▸ **Texte source**:

▼

L’Essentiel : Le conseil de prud’hommes de Charleville-Mézières a condamné la société LE JARDIN DES EVENEMENTS à verser des sommes à Mme [R] [U] pour salaires non versés. Cette dernière a ensuite demandé la nullité de la déclaration d’appel de la société, arguant de l’absence de constitution d’avocat. La cour a constaté que la déclaration était nulle, rendant l’appel irrecevable. En conséquence, M. [W] [L] a été condamné aux dépens et à verser 1.500 euros à Mme [R] [U] au titre de l’article 700 du code de procédure civile.

▲

▸ **Données présentées**:
▼

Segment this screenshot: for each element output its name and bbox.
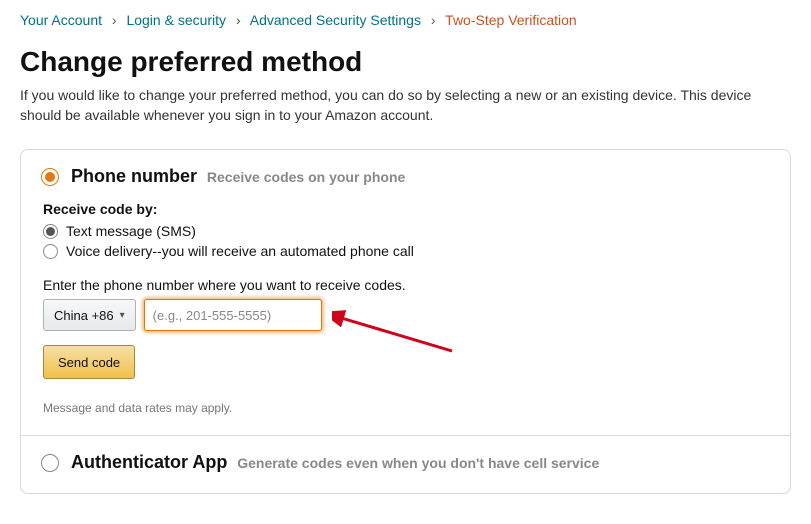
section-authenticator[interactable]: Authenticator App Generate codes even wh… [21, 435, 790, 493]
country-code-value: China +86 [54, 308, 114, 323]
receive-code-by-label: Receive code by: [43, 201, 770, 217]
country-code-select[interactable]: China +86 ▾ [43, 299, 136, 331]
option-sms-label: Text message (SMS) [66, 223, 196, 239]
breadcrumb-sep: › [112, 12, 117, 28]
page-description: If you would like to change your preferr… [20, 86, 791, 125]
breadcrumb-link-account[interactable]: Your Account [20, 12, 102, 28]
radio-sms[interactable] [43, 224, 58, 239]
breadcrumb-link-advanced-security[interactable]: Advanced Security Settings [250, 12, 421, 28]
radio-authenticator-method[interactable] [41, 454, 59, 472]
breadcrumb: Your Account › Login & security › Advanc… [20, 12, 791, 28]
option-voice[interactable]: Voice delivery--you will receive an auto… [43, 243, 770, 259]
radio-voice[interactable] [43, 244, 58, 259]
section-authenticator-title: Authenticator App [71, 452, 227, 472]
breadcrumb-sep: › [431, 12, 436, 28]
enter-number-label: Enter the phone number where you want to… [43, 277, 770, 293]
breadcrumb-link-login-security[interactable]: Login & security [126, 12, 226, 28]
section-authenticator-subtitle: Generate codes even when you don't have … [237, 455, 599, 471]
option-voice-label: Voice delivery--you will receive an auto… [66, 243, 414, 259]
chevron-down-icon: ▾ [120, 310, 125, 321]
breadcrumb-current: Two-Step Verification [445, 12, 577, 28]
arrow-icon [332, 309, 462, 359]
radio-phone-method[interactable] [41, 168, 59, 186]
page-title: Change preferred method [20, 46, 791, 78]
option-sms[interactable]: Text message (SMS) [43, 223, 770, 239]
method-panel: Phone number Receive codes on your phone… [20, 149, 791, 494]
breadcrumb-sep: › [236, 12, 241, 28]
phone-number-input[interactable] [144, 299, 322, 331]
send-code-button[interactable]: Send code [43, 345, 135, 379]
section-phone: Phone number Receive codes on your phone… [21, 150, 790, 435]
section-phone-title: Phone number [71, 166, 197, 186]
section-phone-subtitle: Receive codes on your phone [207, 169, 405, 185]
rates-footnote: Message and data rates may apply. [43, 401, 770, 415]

▲
▼

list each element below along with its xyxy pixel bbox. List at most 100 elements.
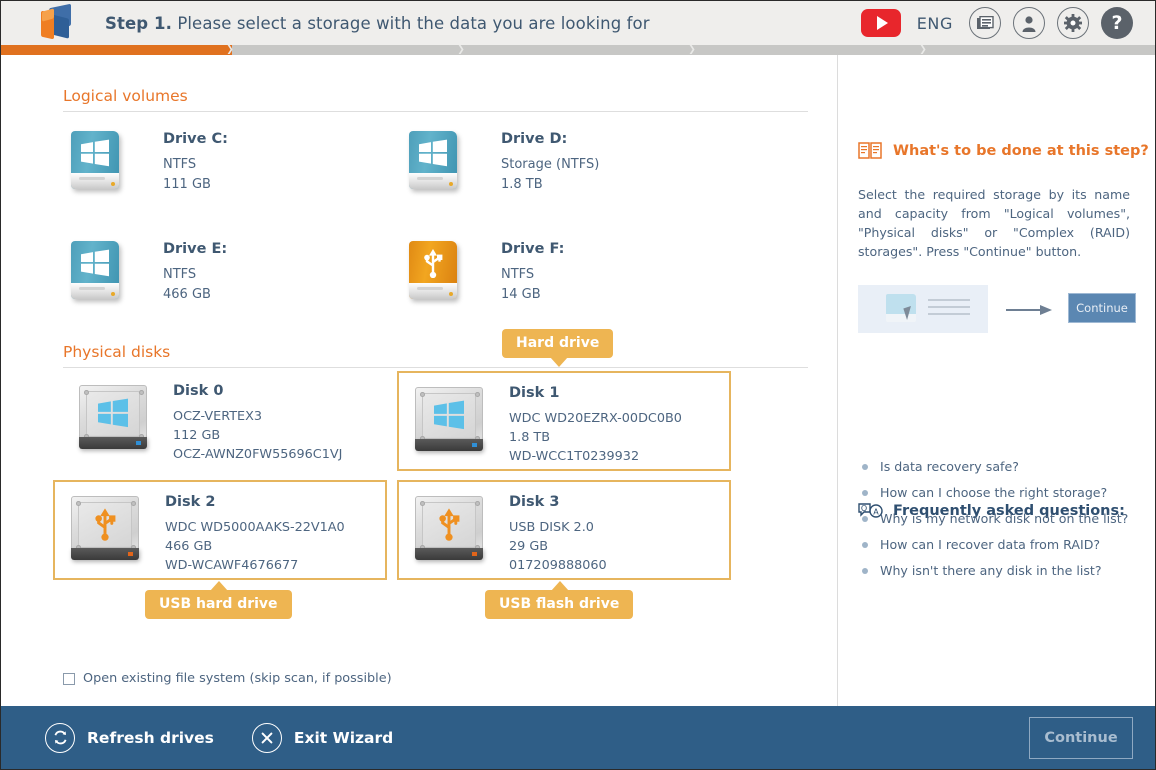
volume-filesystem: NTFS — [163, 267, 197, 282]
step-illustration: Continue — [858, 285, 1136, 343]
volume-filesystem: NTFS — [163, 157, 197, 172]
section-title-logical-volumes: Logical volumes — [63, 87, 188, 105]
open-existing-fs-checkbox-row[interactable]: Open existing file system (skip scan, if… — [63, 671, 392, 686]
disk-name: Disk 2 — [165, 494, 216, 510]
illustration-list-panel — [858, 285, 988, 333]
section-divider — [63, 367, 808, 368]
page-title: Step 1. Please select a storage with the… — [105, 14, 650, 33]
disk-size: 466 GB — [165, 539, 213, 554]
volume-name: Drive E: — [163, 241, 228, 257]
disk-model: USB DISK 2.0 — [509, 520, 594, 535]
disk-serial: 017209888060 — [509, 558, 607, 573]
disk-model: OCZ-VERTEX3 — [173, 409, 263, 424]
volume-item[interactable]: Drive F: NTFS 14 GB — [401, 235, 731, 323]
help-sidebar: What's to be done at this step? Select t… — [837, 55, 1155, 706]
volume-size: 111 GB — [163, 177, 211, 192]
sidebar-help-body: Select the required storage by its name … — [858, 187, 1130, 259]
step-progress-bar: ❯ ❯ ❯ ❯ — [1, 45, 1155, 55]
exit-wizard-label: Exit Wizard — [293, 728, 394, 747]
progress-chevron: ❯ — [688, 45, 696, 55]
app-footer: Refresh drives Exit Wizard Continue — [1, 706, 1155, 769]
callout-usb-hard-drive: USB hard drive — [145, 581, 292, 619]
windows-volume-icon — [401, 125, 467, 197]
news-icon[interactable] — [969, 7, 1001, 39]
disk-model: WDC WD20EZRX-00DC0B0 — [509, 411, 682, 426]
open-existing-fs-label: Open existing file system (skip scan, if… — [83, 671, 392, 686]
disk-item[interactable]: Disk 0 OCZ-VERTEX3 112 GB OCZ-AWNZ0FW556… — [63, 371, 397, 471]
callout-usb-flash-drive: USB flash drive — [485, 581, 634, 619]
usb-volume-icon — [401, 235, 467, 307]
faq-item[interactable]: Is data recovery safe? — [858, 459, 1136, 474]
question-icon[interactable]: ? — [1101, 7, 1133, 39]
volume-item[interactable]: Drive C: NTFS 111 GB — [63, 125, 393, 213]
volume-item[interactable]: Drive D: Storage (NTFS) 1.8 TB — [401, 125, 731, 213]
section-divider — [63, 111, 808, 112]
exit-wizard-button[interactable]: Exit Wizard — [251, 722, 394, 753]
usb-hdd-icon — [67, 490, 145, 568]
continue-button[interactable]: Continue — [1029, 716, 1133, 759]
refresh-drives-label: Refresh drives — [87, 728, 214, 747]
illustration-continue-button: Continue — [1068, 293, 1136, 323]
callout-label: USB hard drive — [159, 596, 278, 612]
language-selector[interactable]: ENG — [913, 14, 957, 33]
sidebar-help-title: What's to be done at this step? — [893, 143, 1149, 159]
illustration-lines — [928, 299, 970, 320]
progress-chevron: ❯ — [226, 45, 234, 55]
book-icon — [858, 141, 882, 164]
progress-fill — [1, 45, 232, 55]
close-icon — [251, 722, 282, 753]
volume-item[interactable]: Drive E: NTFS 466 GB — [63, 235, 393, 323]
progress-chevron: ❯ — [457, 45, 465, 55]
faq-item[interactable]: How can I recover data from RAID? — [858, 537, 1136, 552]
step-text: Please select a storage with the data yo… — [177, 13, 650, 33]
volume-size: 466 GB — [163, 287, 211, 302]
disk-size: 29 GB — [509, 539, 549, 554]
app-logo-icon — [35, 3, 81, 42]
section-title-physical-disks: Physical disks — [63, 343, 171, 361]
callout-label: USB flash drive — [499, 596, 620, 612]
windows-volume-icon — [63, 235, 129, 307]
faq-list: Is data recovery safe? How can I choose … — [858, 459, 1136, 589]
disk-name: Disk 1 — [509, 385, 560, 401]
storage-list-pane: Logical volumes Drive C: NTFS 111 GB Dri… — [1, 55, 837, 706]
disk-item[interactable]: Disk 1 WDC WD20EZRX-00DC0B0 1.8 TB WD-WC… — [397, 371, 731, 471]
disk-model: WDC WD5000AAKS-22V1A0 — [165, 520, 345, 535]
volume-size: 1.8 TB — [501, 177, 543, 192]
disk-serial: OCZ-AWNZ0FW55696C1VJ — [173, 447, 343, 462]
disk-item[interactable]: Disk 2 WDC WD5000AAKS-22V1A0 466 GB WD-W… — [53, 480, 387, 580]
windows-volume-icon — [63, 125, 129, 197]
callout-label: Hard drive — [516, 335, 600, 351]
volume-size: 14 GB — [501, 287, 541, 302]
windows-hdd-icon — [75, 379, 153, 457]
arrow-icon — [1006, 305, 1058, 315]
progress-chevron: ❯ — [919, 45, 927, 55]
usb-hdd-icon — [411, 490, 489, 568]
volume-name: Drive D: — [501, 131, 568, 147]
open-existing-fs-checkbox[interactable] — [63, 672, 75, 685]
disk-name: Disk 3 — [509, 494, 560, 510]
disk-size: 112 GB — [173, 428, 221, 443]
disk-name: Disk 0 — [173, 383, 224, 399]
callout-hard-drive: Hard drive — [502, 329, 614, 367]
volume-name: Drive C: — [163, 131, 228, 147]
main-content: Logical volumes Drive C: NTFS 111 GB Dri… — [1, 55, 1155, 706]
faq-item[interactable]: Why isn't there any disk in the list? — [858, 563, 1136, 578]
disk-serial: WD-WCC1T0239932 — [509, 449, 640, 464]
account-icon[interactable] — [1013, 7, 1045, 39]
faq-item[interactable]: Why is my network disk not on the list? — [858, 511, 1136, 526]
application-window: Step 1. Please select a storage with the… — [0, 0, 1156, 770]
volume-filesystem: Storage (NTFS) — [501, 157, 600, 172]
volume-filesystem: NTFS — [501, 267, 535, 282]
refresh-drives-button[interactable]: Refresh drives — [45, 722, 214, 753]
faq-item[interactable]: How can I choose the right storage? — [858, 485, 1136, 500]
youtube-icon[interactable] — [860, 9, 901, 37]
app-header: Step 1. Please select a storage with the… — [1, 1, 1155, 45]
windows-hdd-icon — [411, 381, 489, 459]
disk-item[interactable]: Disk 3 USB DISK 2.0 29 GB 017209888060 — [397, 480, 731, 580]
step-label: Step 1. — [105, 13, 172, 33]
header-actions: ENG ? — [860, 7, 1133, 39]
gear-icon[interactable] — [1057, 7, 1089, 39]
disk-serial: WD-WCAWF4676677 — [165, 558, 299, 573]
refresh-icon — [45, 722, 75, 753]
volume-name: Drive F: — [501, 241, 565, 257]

▲

▸ **À faire**:
Poursuivez le résumé de la décision sur l'appel jugé irrecevable, en reprenant juste après sa dernière phrase.

▸ **Réponse ci-dessous**:
Exposé du litige

Le conseil de prud’hommes de Charleville-Mézières a rendu une ordonnance de référé le 4 juillet 2024, condamnant la société LE JARDIN DES EVENEMENTS à verser à Mme [R] [U] des sommes pour salaires non versés et congés payés, tout en ordonnant la remise de documents sous peine d’astreinte. Mme [R] [U] a été déboutée de sa demande de provision pour préjudice et a obtenu 1.000 euros au titre de l’article 700 du code de procédure civile. La société a formé opposition à cette ordonnance par lettre recommandée le 22 juillet 2024.

Déclaration d’appel et régularisation

Le greffe de la cour d’appel de Reims a accusé réception de la déclaration d’appel et a demandé à la société LE JARDIN DES EVENEMENTS de régulariser son appel en constituant un avocat. Les parties ont été convoquées à plusieurs audiences, et Mme [R] [U] a signifié sa constitution d’intimée, accompagnée de ses conclusions et pièces.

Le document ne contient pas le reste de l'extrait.